(What you will do):
Collect all lines from the listing that include the string "mesh".

(Data provided):
——

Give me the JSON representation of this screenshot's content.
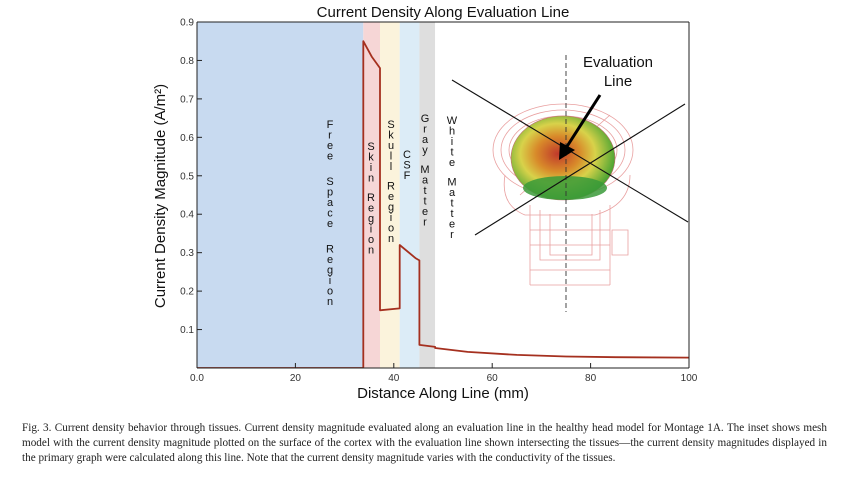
{
  "figure": {
    "caption": "Fig. 3. Current density behavior through tissues. Current density magnitude evaluated along an evaluation line in the healthy head model for Montage 1A. The inset shows mesh model with the current density magnitude plotted on the surface of the cortex with the evaluation line shown intersecting the tissues—the current density magnitudes displayed in the primary graph were calculated along this line. Note that the current density magnitude varies with the conductivity of the tissues."
  },
  "chart_data": {
    "type": "line",
    "title": "Current Density Along Evaluation Line",
    "xlabel": "Distance Along Line (mm)",
    "ylabel": "Current Density Magnitude (A/m²)",
    "xlim": [
      0,
      100
    ],
    "ylim": [
      0,
      0.9
    ],
    "x_ticks": [
      "0.0",
      "20",
      "40",
      "60",
      "80",
      "100"
    ],
    "y_ticks": [
      "0.1",
      "0.2",
      "0.3",
      "0.4",
      "0.5",
      "0.6",
      "0.7",
      "0.8",
      "0.9"
    ],
    "grid": false,
    "regions": [
      {
        "label": "Free Space Region",
        "x_start": 0,
        "x_end": 33.8,
        "color": "#c8daf0"
      },
      {
        "label": "Skin Region",
        "x_start": 33.8,
        "x_end": 37.2,
        "color": "#f6d6d6"
      },
      {
        "label": "Skull Region",
        "x_start": 37.2,
        "x_end": 41.2,
        "color": "#fbf3dc"
      },
      {
        "label": "CSF",
        "x_start": 41.2,
        "x_end": 45.2,
        "color": "#dcecf7"
      },
      {
        "label": "Gray Matter",
        "x_start": 45.2,
        "x_end": 48.4,
        "color": "#dedede"
      },
      {
        "label": "White Matter",
        "x_start": 48.4,
        "x_end": 100,
        "color": "#ffffff"
      }
    ],
    "series": [
      {
        "color": "#a5301f",
        "x": [
          0,
          33.8,
          33.8,
          35.5,
          37.2,
          37.2,
          41.2,
          41.2,
          44.5,
          45.2,
          45.2,
          48.4,
          48.4,
          55,
          65,
          75,
          85,
          100
        ],
        "y": [
          0.0,
          0.0,
          0.85,
          0.81,
          0.78,
          0.15,
          0.155,
          0.32,
          0.285,
          0.28,
          0.06,
          0.055,
          0.052,
          0.042,
          0.034,
          0.03,
          0.028,
          0.027
        ]
      }
    ],
    "inset": {
      "label": "Evaluation Line",
      "icon": "head-mesh-model-icon",
      "colors": [
        "#2e9a2e",
        "#d8d24a",
        "#c0392b"
      ]
    }
  }
}
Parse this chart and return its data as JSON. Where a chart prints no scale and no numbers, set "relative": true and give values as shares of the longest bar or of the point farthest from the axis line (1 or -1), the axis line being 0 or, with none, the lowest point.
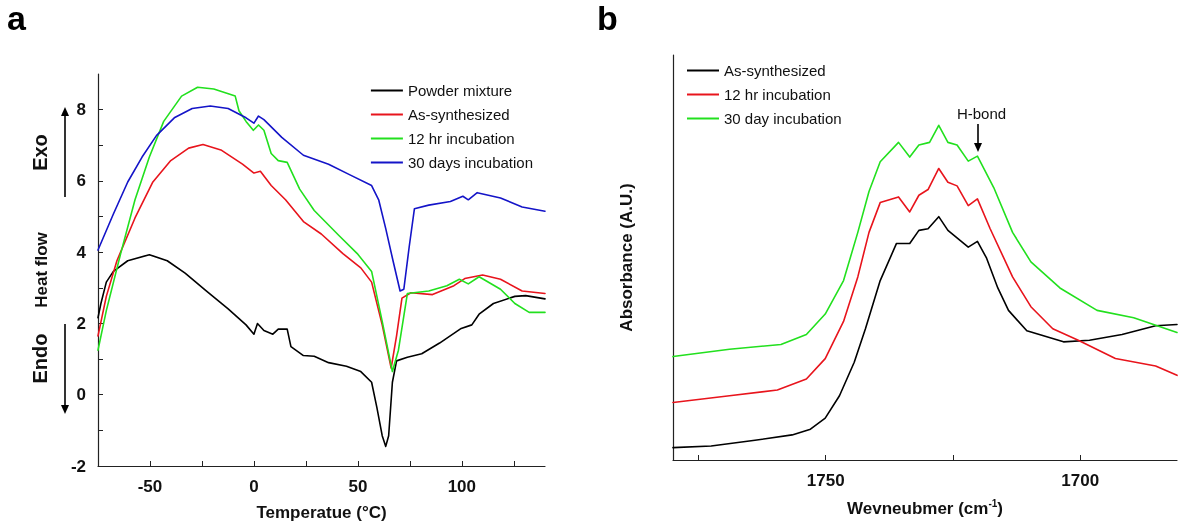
{
  "chart_data": [
    {
      "type": "line",
      "title": "a",
      "xlabel": "Temperatue (°C)",
      "ylabel": "Heat flow",
      "annotations": [
        "Exo",
        "Endo"
      ],
      "xlim": [
        -75,
        140
      ],
      "xticks": [
        -50,
        {
          "value": -25,
          "label": null
        },
        0,
        {
          "value": 25,
          "label": null
        },
        50,
        {
          "value": 75,
          "label": null
        },
        100,
        {
          "value": 125,
          "label": null
        }
      ],
      "ylim": [
        -2,
        9
      ],
      "yticks": [
        -2,
        {
          "value": -1,
          "label": null
        },
        0,
        {
          "value": 1,
          "label": null
        },
        2,
        {
          "value": 3,
          "label": null
        },
        4,
        {
          "value": 5,
          "label": null
        },
        6,
        {
          "value": 7,
          "label": null
        },
        8
      ],
      "grid": false,
      "legend": "top right",
      "marker": "none",
      "line_style": "solid",
      "series": [
        {
          "name": "Powder mixture",
          "color": "#000000",
          "x": [
            -75,
            -73.6,
            -71,
            -67.6,
            -60.7,
            -50.3,
            -41.7,
            -33.1,
            -22.8,
            -12.4,
            -3.8,
            0,
            1.7,
            4.8,
            9.1,
            11.7,
            16,
            17.8,
            23.8,
            29,
            35.9,
            44.5,
            51.4,
            56.6,
            59.1,
            61.7,
            63.4,
            64.8,
            66.6,
            68.6,
            73.8,
            80.7,
            89.3,
            99.7,
            104.8,
            108.3,
            115.2,
            125.5,
            130.7,
            140
          ],
          "values": [
            2.16,
            2.56,
            3.16,
            3.46,
            3.76,
            3.93,
            3.76,
            3.41,
            2.91,
            2.41,
            1.96,
            1.7,
            2.0,
            1.8,
            1.7,
            1.84,
            1.84,
            1.35,
            1.1,
            1.08,
            0.9,
            0.8,
            0.65,
            0.35,
            -0.35,
            -1.15,
            -1.45,
            -1.15,
            0.35,
            0.95,
            1.05,
            1.15,
            1.45,
            1.86,
            1.96,
            2.26,
            2.56,
            2.76,
            2.78,
            2.69
          ]
        },
        {
          "name": "As-synthesized",
          "color": "#e8141c",
          "x": [
            -75,
            -71,
            -65.9,
            -57.2,
            -48.6,
            -40,
            -31.4,
            -24.5,
            -15.9,
            -5.5,
            0,
            3.1,
            8.3,
            15.2,
            23.8,
            32.4,
            42.8,
            51.4,
            56.6,
            61.7,
            66,
            68.6,
            71.2,
            75.5,
            85.9,
            96.2,
            101.4,
            110,
            118.6,
            129,
            140
          ],
          "values": [
            1.65,
            2.76,
            3.76,
            4.96,
            5.97,
            6.57,
            6.92,
            7.02,
            6.87,
            6.47,
            6.22,
            6.27,
            5.87,
            5.47,
            4.86,
            4.51,
            3.96,
            3.56,
            3.16,
            1.96,
            0.75,
            1.65,
            2.71,
            2.86,
            2.81,
            3.06,
            3.26,
            3.36,
            3.24,
            2.91,
            2.84
          ]
        },
        {
          "name": "12 hr incubation",
          "color": "#22e01e",
          "x": [
            -75,
            -71,
            -64.1,
            -57.2,
            -50.3,
            -43.4,
            -34.8,
            -27.1,
            -19.3,
            -9,
            -7.2,
            -3.8,
            -0.3,
            2.2,
            4.8,
            8.3,
            11.7,
            16,
            22,
            29,
            41,
            49.7,
            56.6,
            61.7,
            66.6,
            69.5,
            73.8,
            84.1,
            92.8,
            98.8,
            103.1,
            108.3,
            118.6,
            125.5,
            132.4,
            140
          ],
          "values": [
            1.25,
            2.36,
            3.96,
            5.47,
            6.67,
            7.67,
            8.38,
            8.63,
            8.58,
            8.38,
            7.97,
            7.67,
            7.42,
            7.57,
            7.42,
            6.77,
            6.57,
            6.52,
            5.77,
            5.17,
            4.46,
            3.96,
            3.46,
            2.06,
            0.65,
            1.25,
            2.84,
            2.91,
            3.06,
            3.24,
            3.11,
            3.31,
            2.96,
            2.56,
            2.31,
            2.31
          ]
        },
        {
          "name": "30 days incubation",
          "color": "#1414c8",
          "x": [
            -75,
            -67.6,
            -60.7,
            -53.8,
            -46.9,
            -38.3,
            -29.7,
            -21,
            -12.4,
            -3.8,
            0,
            2.2,
            4.8,
            13.4,
            23.8,
            35.9,
            46.2,
            56.6,
            60,
            63.4,
            66.9,
            70.3,
            72.1,
            74.7,
            77.2,
            84.1,
            94.5,
            100.5,
            103.1,
            107.4,
            118.6,
            129,
            140
          ],
          "values": [
            4.06,
            5.07,
            5.97,
            6.67,
            7.27,
            7.77,
            8.03,
            8.1,
            8.03,
            7.77,
            7.62,
            7.82,
            7.72,
            7.22,
            6.72,
            6.47,
            6.17,
            5.87,
            5.47,
            4.66,
            3.76,
            2.91,
            2.96,
            4.16,
            5.22,
            5.32,
            5.42,
            5.57,
            5.47,
            5.67,
            5.52,
            5.27,
            5.15
          ]
        }
      ]
    },
    {
      "type": "line",
      "title": "b",
      "xlabel": "Wevneubmer (cm$^{-1}$)",
      "ylabel": "Absorbance (A.U.)",
      "relative": true,
      "annotations": [
        {
          "text": "H-bond",
          "x": 1720,
          "y": 0.913
        }
      ],
      "xlim": [
        1780,
        1681
      ],
      "xticks": [
        {
          "value": 1775,
          "label": null
        },
        1750,
        {
          "value": 1725,
          "label": null
        },
        1700
      ],
      "grid": false,
      "legend": "top left",
      "marker": "none",
      "line_style": "solid",
      "series": [
        {
          "name": "As-synthesized",
          "color": "#000000",
          "x": [
            1780,
            1772.5,
            1763.9,
            1756.6,
            1753,
            1750.1,
            1747.3,
            1744.4,
            1742.2,
            1739.3,
            1736.1,
            1733.5,
            1731.7,
            1729.9,
            1727.8,
            1726,
            1722,
            1720.2,
            1718.4,
            1716.2,
            1714.1,
            1710.5,
            1703.3,
            1698.2,
            1691.8,
            1685.2,
            1681
          ],
          "values": [
            0.037,
            0.042,
            0.059,
            0.075,
            0.092,
            0.125,
            0.192,
            0.292,
            0.392,
            0.536,
            0.647,
            0.647,
            0.686,
            0.691,
            0.727,
            0.686,
            0.636,
            0.653,
            0.603,
            0.514,
            0.447,
            0.386,
            0.353,
            0.358,
            0.375,
            0.401,
            0.405
          ]
        },
        {
          "name": "12 hr incubation",
          "color": "#e8141c",
          "x": [
            1780,
            1768.9,
            1759.5,
            1753.8,
            1750.1,
            1746.5,
            1743.7,
            1741.5,
            1739.3,
            1735.7,
            1733.5,
            1731.7,
            1729.9,
            1727.8,
            1726,
            1724.2,
            1722,
            1720.2,
            1717.7,
            1713.3,
            1709.7,
            1705.4,
            1700.4,
            1693.1,
            1685.2,
            1681
          ],
          "values": [
            0.172,
            0.192,
            0.209,
            0.242,
            0.303,
            0.414,
            0.547,
            0.68,
            0.769,
            0.786,
            0.741,
            0.791,
            0.808,
            0.871,
            0.83,
            0.819,
            0.76,
            0.78,
            0.691,
            0.547,
            0.458,
            0.392,
            0.358,
            0.303,
            0.281,
            0.253
          ]
        },
        {
          "name": "30 day incubation",
          "color": "#22e01e",
          "x": [
            1780,
            1768.9,
            1758.8,
            1753.8,
            1750.1,
            1746.5,
            1743.7,
            1741.5,
            1739.3,
            1735.7,
            1733.5,
            1731.7,
            1729.6,
            1727.8,
            1726,
            1724.2,
            1722,
            1720.2,
            1717,
            1713.3,
            1709.7,
            1704,
            1696.7,
            1689.5,
            1681
          ],
          "values": [
            0.309,
            0.331,
            0.345,
            0.375,
            0.436,
            0.536,
            0.68,
            0.802,
            0.891,
            0.949,
            0.905,
            0.941,
            0.949,
            1.0,
            0.949,
            0.941,
            0.893,
            0.908,
            0.814,
            0.68,
            0.592,
            0.514,
            0.447,
            0.425,
            0.381
          ]
        }
      ]
    }
  ]
}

——

(Completed task):
    "caption": "Fig. 3. Current density behavior through tissues. Current density magnitude evaluated along an evaluation line in the healthy head model for Montage 1A. The inset shows mesh model with the current density magnitude plotted on the surface of the cortex with the evaluation line shown intersecting the tissues—the current density magnitudes displayed in the primary graph were calculated along this line. Note that the current density magnitude varies with the conductivity of the tissues."
      "icon": "head-mesh-model-icon",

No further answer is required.